- _PROVIDED TEXT_:
Compilation album by Julie Andrews
- Released: 1972
- Genre: Show tune, pop
- Label: Columbia/CBS

Julie Andrews chronology
| Julie and Carol at Lincoln Center (1971) | The Best of Julie Andrews (1972) | The Secret of Christmas (1975) |

= The Best of Julie Andrews =

The Best of Julie Andrews (released in the US as The World of Julie Andrews) is a compilation album released in 1972 (1973 in US) by English actress and singer Julie Andrews, on CBS label. The album brings together recordings made by Andrews for Columbia Records during the late 1950s and early 1960s. It includes a selection of songs drawn from both her theatrical performances and her studio albums, reflecting the early stages of her career in music and theater.

- _GIVEN MATERIAL_:
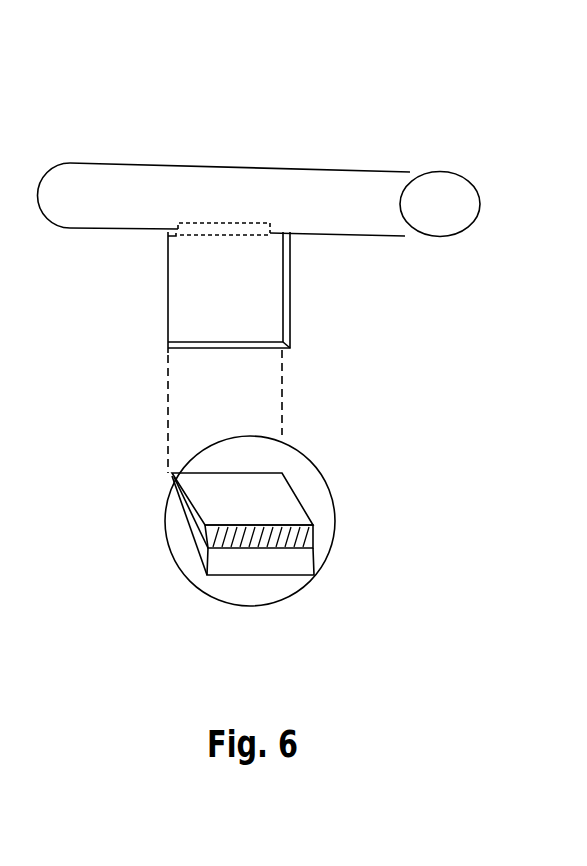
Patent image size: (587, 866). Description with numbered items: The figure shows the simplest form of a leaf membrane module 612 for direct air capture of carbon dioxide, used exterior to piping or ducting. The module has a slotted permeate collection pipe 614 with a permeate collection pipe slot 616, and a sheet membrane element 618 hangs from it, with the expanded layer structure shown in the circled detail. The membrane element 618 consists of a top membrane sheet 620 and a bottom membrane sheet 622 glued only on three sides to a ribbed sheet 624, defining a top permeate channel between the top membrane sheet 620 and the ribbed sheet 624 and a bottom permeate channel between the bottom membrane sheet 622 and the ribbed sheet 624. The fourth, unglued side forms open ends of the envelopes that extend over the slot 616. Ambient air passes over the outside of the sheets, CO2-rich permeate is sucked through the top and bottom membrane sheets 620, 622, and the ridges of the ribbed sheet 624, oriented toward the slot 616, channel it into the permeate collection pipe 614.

- _WORK INSTRUCTIONS_:
1 – Explain in one to three sentences why the album article calls The Best of Julie Andrews a compilation album.
2 – Write out the album article exactly, copying everything from "The Best of Julie Andrews (released" down to "music and theater.".
The data can be left aside.

- _SET OF ANSWERS_:
1 – The album gathers recordings that Andrews made for Columbia Records during the late 1950s and early 1960s. It combines songs from her theatrical performances with songs from her studio albums.

2 –
The Best of Julie Andrews (released in the US as The World of Julie Andrews) is a compilation album released in 1972 (1973 in US) by English actress and singer Julie Andrews, on CBS label. The album brings together recordings made by Andrews for Columbia Records during the late 1950s and early 1960s. It includes a selection of songs drawn from both her theatrical performances and her studio albums, reflecting the early stages of her career in music and theater.